* _PROBLEM TO SOLVE_:
Reproduce the listing below in full and without alteration, apart from its pictures.

* _INPUT MATERIAL_:

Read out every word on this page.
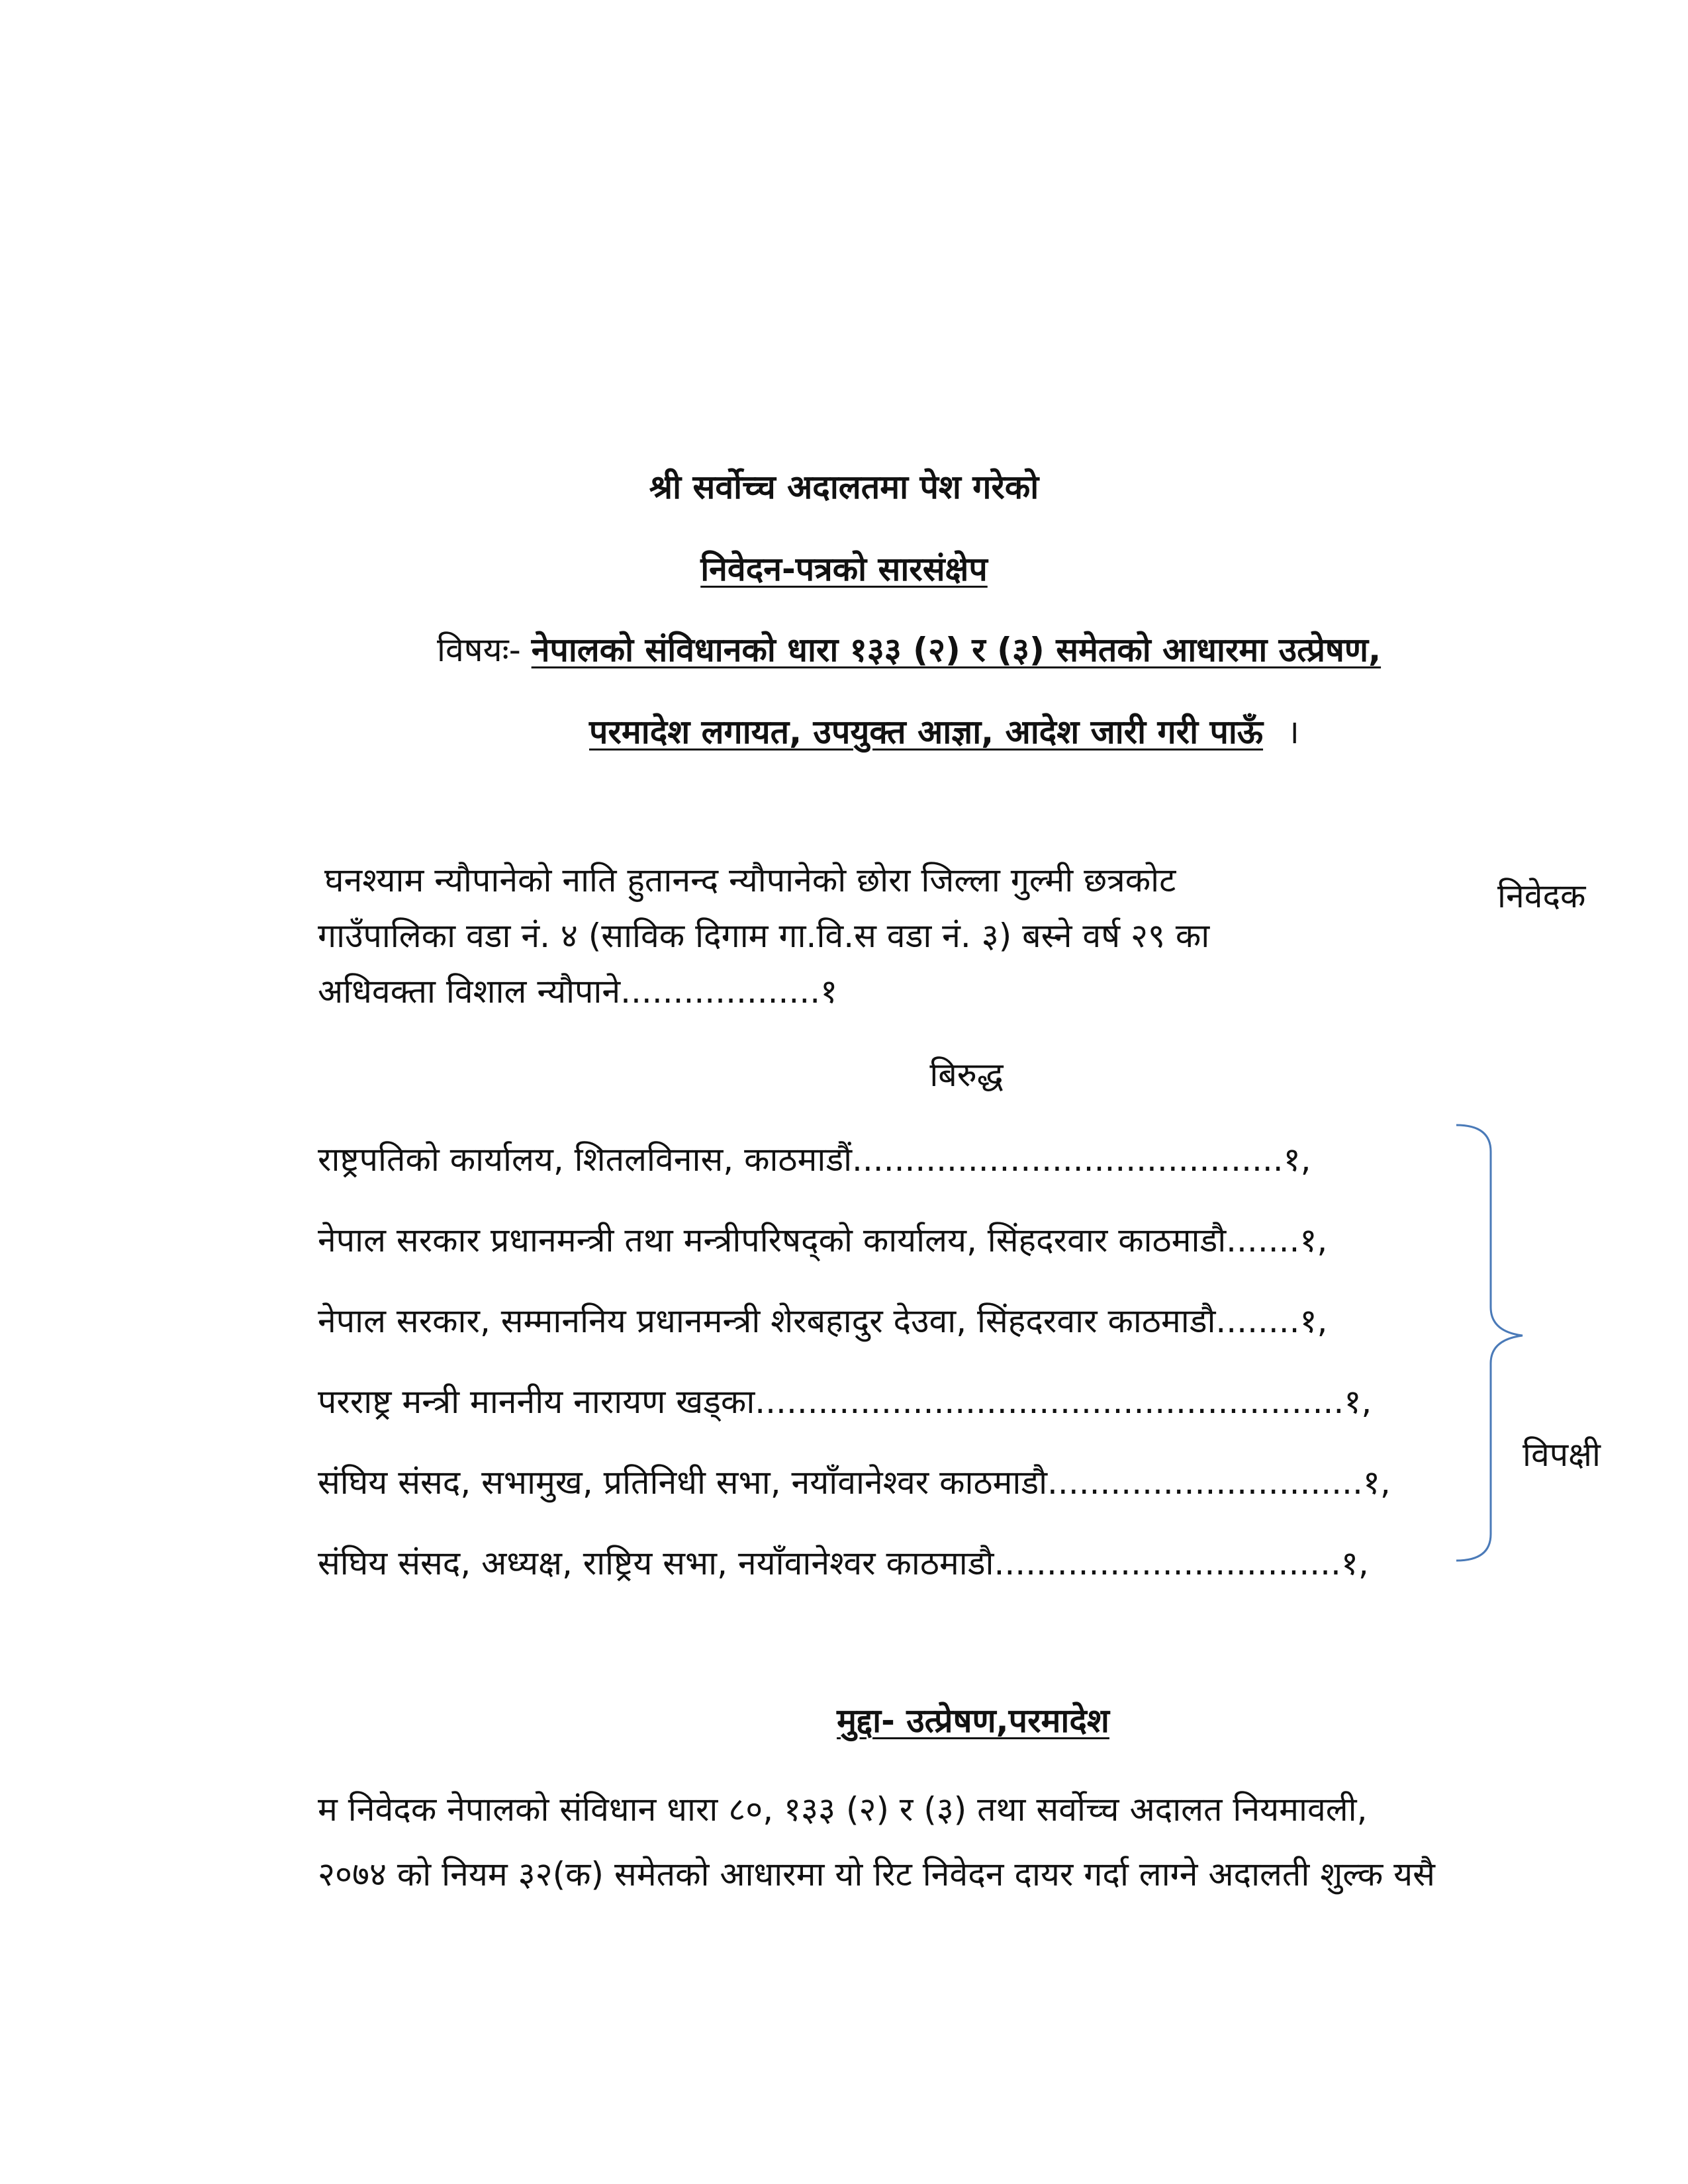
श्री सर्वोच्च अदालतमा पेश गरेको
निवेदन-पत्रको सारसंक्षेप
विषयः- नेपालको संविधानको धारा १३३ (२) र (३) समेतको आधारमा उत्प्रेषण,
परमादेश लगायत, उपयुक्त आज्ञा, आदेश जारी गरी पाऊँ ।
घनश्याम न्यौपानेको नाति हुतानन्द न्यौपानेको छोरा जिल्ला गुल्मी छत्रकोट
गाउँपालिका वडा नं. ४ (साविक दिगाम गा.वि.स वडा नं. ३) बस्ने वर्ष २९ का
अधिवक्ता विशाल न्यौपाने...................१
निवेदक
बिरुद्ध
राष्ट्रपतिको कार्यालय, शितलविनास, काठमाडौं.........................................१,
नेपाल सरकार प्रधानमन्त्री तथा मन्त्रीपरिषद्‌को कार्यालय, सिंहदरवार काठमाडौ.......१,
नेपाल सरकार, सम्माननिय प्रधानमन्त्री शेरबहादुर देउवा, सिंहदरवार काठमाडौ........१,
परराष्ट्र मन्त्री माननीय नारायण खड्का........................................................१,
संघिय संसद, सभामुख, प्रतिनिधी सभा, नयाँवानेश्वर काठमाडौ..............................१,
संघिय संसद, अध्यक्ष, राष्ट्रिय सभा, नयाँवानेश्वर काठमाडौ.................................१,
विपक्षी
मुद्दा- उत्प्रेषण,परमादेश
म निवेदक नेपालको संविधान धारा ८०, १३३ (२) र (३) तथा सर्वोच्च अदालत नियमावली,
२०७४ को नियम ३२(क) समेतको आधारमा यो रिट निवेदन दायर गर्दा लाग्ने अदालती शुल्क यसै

* _TASK RESPONSE_:
Read out every word on this page.
श्री सर्वोच्च अदालतमा पेश गरेको
निवेदन-पत्रको सारसंक्षेप
विषयः- नेपालको संविधानको धारा १३३ (२) र (३) समेतको आधारमा उत्प्रेषण,
परमादेश लगायत, उपयुक्त आज्ञा, आदेश जारी गरी पाऊँ ।
घनश्याम न्यौपानेको नाति हुतानन्द न्यौपानेको छोरा जिल्ला गुल्मी छत्रकोट
गाउँपालिका वडा नं. ४ (साविक दिगाम गा.वि.स वडा नं. ३) बस्ने वर्ष २९ का
अधिवक्ता विशाल न्यौपाने...................१
निवेदक
बिरुद्ध
राष्ट्रपतिको कार्यालय, शितलविनास, काठमाडौं.........................................१,
नेपाल सरकार प्रधानमन्त्री तथा मन्त्रीपरिषद्‌को कार्यालय, सिंहदरवार काठमाडौ.......१,
नेपाल सरकार, सम्माननिय प्रधानमन्त्री शेरबहादुर देउवा, सिंहदरवार काठमाडौ........१,
परराष्ट्र मन्त्री माननीय नारायण खड्का........................................................१,
संघिय संसद, सभामुख, प्रतिनिधी सभा, नयाँवानेश्वर काठमाडौ..............................१,
संघिय संसद, अध्यक्ष, राष्ट्रिय सभा, नयाँवानेश्वर काठमाडौ.................................१,
विपक्षी
मुद्दा- उत्प्रेषण,परमादेश
म निवेदक नेपालको संविधान धारा ८०, १३३ (२) र (३) तथा सर्वोच्च अदालत नियमावली,
२०७४ को नियम ३२(क) समेतको आधारमा यो रिट निवेदन दायर गर्दा लाग्ने अदालती शुल्क यसै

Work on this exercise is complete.